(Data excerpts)
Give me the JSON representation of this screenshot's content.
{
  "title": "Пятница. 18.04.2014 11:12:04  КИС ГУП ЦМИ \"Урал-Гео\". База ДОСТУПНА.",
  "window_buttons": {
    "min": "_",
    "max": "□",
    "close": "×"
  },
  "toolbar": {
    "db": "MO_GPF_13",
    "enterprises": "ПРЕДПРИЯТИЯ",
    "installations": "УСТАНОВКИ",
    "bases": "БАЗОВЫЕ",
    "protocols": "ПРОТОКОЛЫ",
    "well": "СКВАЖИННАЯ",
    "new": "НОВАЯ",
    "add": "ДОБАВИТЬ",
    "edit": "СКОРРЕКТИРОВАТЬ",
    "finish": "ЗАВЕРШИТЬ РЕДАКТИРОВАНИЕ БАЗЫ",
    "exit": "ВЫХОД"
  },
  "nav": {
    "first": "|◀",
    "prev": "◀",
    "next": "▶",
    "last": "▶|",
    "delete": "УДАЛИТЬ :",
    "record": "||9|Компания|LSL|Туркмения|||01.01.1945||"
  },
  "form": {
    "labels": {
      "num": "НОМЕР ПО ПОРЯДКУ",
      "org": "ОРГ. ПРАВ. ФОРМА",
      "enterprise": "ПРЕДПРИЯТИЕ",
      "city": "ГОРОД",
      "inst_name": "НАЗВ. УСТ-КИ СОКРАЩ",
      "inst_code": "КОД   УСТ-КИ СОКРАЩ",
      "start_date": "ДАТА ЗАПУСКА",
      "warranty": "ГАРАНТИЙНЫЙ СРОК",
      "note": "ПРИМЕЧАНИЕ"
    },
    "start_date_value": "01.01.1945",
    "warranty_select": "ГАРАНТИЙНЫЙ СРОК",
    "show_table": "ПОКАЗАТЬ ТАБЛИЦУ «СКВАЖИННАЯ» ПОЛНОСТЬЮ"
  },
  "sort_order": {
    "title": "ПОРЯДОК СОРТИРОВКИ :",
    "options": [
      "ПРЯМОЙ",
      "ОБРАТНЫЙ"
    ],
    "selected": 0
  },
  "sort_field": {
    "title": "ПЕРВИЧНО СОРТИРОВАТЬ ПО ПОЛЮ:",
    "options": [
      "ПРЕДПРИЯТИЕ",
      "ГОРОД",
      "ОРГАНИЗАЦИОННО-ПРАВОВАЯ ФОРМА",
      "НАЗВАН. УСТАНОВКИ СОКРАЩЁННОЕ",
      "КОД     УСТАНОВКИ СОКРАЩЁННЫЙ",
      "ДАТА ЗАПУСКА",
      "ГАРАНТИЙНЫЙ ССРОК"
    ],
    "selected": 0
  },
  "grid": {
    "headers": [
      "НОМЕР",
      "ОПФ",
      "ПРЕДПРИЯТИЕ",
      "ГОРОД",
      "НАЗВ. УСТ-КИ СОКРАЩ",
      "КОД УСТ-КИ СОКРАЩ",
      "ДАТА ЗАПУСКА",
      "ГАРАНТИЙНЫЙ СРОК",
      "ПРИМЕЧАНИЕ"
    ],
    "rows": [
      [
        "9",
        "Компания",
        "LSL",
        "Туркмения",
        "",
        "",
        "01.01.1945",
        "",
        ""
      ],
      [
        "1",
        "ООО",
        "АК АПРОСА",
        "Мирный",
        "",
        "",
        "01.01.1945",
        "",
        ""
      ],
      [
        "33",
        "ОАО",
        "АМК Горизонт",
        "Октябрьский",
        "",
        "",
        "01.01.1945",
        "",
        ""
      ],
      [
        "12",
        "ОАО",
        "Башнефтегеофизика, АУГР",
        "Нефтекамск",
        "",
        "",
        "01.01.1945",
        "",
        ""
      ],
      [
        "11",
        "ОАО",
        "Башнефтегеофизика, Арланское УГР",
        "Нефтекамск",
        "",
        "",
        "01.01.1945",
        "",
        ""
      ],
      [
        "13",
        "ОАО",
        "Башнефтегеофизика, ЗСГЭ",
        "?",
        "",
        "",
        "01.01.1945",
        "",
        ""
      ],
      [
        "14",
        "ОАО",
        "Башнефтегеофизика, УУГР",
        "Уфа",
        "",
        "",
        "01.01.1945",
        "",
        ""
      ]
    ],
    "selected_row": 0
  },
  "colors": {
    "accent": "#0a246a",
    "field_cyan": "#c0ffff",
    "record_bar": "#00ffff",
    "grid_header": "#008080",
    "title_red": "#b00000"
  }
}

Instructions for the task —
Write out all the data again, exactly as it appears.

Right answer —
Give me the JSON representation of this screenshot's content.
{
  "title": "Пятница. 18.04.2014 11:12:04  КИС ГУП ЦМИ \"Урал-Гео\". База ДОСТУПНА.",
  "window_buttons": {
    "min": "_",
    "max": "□",
    "close": "×"
  },
  "toolbar": {
    "db": "MO_GPF_13",
    "enterprises": "ПРЕДПРИЯТИЯ",
    "installations": "УСТАНОВКИ",
    "bases": "БАЗОВЫЕ",
    "protocols": "ПРОТОКОЛЫ",
    "well": "СКВАЖИННАЯ",
    "new": "НОВАЯ",
    "add": "ДОБАВИТЬ",
    "edit": "СКОРРЕКТИРОВАТЬ",
    "finish": "ЗАВЕРШИТЬ РЕДАКТИРОВАНИЕ БАЗЫ",
    "exit": "ВЫХОД"
  },
  "nav": {
    "first": "|◀",
    "prev": "◀",
    "next": "▶",
    "last": "▶|",
    "delete": "УДАЛИТЬ :",
    "record": "||9|Компания|LSL|Туркмения|||01.01.1945||"
  },
  "form": {
    "labels": {
      "num": "НОМЕР ПО ПОРЯДКУ",
      "org": "ОРГ. ПРАВ. ФОРМА",
      "enterprise": "ПРЕДПРИЯТИЕ",
      "city": "ГОРОД",
      "inst_name": "НАЗВ. УСТ-КИ СОКРАЩ",
      "inst_code": "КОД   УСТ-КИ СОКРАЩ",
      "start_date": "ДАТА ЗАПУСКА",
      "warranty": "ГАРАНТИЙНЫЙ СРОК",
      "note": "ПРИМЕЧАНИЕ"
    },
    "start_date_value": "01.01.1945",
    "warranty_select": "ГАРАНТИЙНЫЙ СРОК",
    "show_table": "ПОКАЗАТЬ ТАБЛИЦУ «СКВАЖИННАЯ» ПОЛНОСТЬЮ"
  },
  "sort_order": {
    "title": "ПОРЯДОК СОРТИРОВКИ :",
    "options": [
      "ПРЯМОЙ",
      "ОБРАТНЫЙ"
    ],
    "selected": 0
  },
  "sort_field": {
    "title": "ПЕРВИЧНО СОРТИРОВАТЬ ПО ПОЛЮ:",
    "options": [
      "ПРЕДПРИЯТИЕ",
      "ГОРОД",
      "ОРГАНИЗАЦИОННО-ПРАВОВАЯ ФОРМА",
      "НАЗВАН. УСТАНОВКИ СОКРАЩЁННОЕ",
      "КОД     УСТАНОВКИ СОКРАЩЁННЫЙ",
      "ДАТА ЗАПУСКА",
      "ГАРАНТИЙНЫЙ ССРОК"
    ],
    "selected": 0
  },
  "grid": {
    "headers": [
      "НОМЕР",
      "ОПФ",
      "ПРЕДПРИЯТИЕ",
      "ГОРОД",
      "НАЗВ. УСТ-КИ СОКРАЩ",
      "КОД УСТ-КИ СОКРАЩ",
      "ДАТА ЗАПУСКА",
      "ГАРАНТИЙНЫЙ СРОК",
      "ПРИМЕЧАНИЕ"
    ],
    "rows": [
      [
        "9",
        "Компания",
        "LSL",
        "Туркмения",
        "",
        "",
        "01.01.1945",
        "",
        ""
      ],
      [
        "1",
        "ООО",
        "АК АПРОСА",
        "Мирный",
        "",
        "",
        "01.01.1945",
        "",
        ""
      ],
      [
        "33",
        "ОАО",
        "АМК Горизонт",
        "Октябрьский",
        "",
        "",
        "01.01.1945",
        "",
        ""
      ],
      [
        "12",
        "ОАО",
        "Башнефтегеофизика, АУГР",
        "Нефтекамск",
        "",
        "",
        "01.01.1945",
        "",
        ""
      ],
      [
        "11",
        "ОАО",
        "Башнефтегеофизика, Арланское УГР",
        "Нефтекамск",
        "",
        "",
        "01.01.1945",
        "",
        ""
      ],
      [
        "13",
        "ОАО",
        "Башнефтегеофизика, ЗСГЭ",
        "?",
        "",
        "",
        "01.01.1945",
        "",
        ""
      ],
      [
        "14",
        "ОАО",
        "Башнефтегеофизика, УУГР",
        "Уфа",
        "",
        "",
        "01.01.1945",
        "",
        ""
      ]
    ],
    "selected_row": 0
  },
  "colors": {
    "accent": "#0a246a",
    "field_cyan": "#c0ffff",
    "record_bar": "#00ffff",
    "grid_header": "#008080",
    "title_red": "#b00000"
  }
}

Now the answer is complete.